## [PROBLEM DETAILS]
Your job is to restate each entry word for word.

## [Stored records]

========================================

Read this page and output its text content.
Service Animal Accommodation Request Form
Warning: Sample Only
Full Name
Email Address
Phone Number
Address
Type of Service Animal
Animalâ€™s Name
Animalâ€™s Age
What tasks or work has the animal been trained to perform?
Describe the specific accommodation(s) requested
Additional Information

========================================

## [RESULT]
Read this page and output its text content.
Service Animal Accommodation Request Form
Warning: Sample Only
Full Name
Email Address
Phone Number
Address
Type of Service Animal
Animalâ€™s Name
Animalâ€™s Age
What tasks or work has the animal been trained to perform?
Describe the specific accommodation(s) requested
Additional Information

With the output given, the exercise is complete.